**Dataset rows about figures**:

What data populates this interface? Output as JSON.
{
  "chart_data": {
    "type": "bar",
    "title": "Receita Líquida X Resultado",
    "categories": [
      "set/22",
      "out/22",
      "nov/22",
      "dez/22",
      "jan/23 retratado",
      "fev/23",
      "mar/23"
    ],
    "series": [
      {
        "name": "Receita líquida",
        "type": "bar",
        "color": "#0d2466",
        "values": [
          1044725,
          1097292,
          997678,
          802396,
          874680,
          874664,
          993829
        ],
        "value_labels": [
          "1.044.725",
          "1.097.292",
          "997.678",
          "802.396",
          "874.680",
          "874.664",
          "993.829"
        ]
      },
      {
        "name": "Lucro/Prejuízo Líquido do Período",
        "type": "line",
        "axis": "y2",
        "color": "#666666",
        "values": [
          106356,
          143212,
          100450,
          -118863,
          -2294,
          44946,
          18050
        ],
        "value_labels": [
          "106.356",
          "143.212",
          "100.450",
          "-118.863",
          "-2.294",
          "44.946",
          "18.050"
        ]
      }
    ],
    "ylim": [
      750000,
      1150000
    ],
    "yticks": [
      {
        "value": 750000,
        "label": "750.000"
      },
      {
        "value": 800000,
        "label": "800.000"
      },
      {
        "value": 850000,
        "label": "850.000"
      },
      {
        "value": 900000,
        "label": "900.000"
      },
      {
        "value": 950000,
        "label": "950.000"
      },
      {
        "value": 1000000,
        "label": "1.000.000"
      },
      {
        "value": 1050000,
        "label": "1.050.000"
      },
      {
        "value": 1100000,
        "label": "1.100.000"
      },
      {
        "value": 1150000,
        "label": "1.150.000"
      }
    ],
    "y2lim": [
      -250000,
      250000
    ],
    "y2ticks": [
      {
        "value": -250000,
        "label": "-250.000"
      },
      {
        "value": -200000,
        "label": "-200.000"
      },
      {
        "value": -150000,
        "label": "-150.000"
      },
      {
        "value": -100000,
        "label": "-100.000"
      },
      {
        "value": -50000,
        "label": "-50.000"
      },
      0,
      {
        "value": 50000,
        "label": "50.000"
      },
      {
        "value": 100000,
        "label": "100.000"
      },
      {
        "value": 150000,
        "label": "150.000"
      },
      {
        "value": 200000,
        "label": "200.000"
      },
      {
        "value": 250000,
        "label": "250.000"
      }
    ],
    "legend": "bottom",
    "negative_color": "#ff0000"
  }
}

**What the task requires**:
Type out the full listing again, exactly as given.

**Task result**:
What data populates this interface? Output as JSON.
{
  "chart_data": {
    "type": "bar",
    "title": "Receita Líquida X Resultado",
    "categories": [
      "set/22",
      "out/22",
      "nov/22",
      "dez/22",
      "jan/23 retratado",
      "fev/23",
      "mar/23"
    ],
    "series": [
      {
        "name": "Receita líquida",
        "type": "bar",
        "color": "#0d2466",
        "values": [
          1044725,
          1097292,
          997678,
          802396,
          874680,
          874664,
          993829
        ],
        "value_labels": [
          "1.044.725",
          "1.097.292",
          "997.678",
          "802.396",
          "874.680",
          "874.664",
          "993.829"
        ]
      },
      {
        "name": "Lucro/Prejuízo Líquido do Período",
        "type": "line",
        "axis": "y2",
        "color": "#666666",
        "values": [
          106356,
          143212,
          100450,
          -118863,
          -2294,
          44946,
          18050
        ],
        "value_labels": [
          "106.356",
          "143.212",
          "100.450",
          "-118.863",
          "-2.294",
          "44.946",
          "18.050"
        ]
      }
    ],
    "ylim": [
      750000,
      1150000
    ],
    "yticks": [
      {
        "value": 750000,
        "label": "750.000"
      },
      {
        "value": 800000,
        "label": "800.000"
      },
      {
        "value": 850000,
        "label": "850.000"
      },
      {
        "value": 900000,
        "label": "900.000"
      },
      {
        "value": 950000,
        "label": "950.000"
      },
      {
        "value": 1000000,
        "label": "1.000.000"
      },
      {
        "value": 1050000,
        "label": "1.050.000"
      },
      {
        "value": 1100000,
        "label": "1.100.000"
      },
      {
        "value": 1150000,
        "label": "1.150.000"
      }
    ],
    "y2lim": [
      -250000,
      250000
    ],
    "y2ticks": [
      {
        "value": -250000,
        "label": "-250.000"
      },
      {
        "value": -200000,
        "label": "-200.000"
      },
      {
        "value": -150000,
        "label": "-150.000"
      },
      {
        "value": -100000,
        "label": "-100.000"
      },
      {
        "value": -50000,
        "label": "-50.000"
      },
      0,
      {
        "value": 50000,
        "label": "50.000"
      },
      {
        "value": 100000,
        "label": "100.000"
      },
      {
        "value": 150000,
        "label": "150.000"
      },
      {
        "value": 200000,
        "label": "200.000"
      },
      {
        "value": 250000,
        "label": "250.000"
      }
    ],
    "legend": "bottom",
    "negative_color": "#ff0000"
  }
}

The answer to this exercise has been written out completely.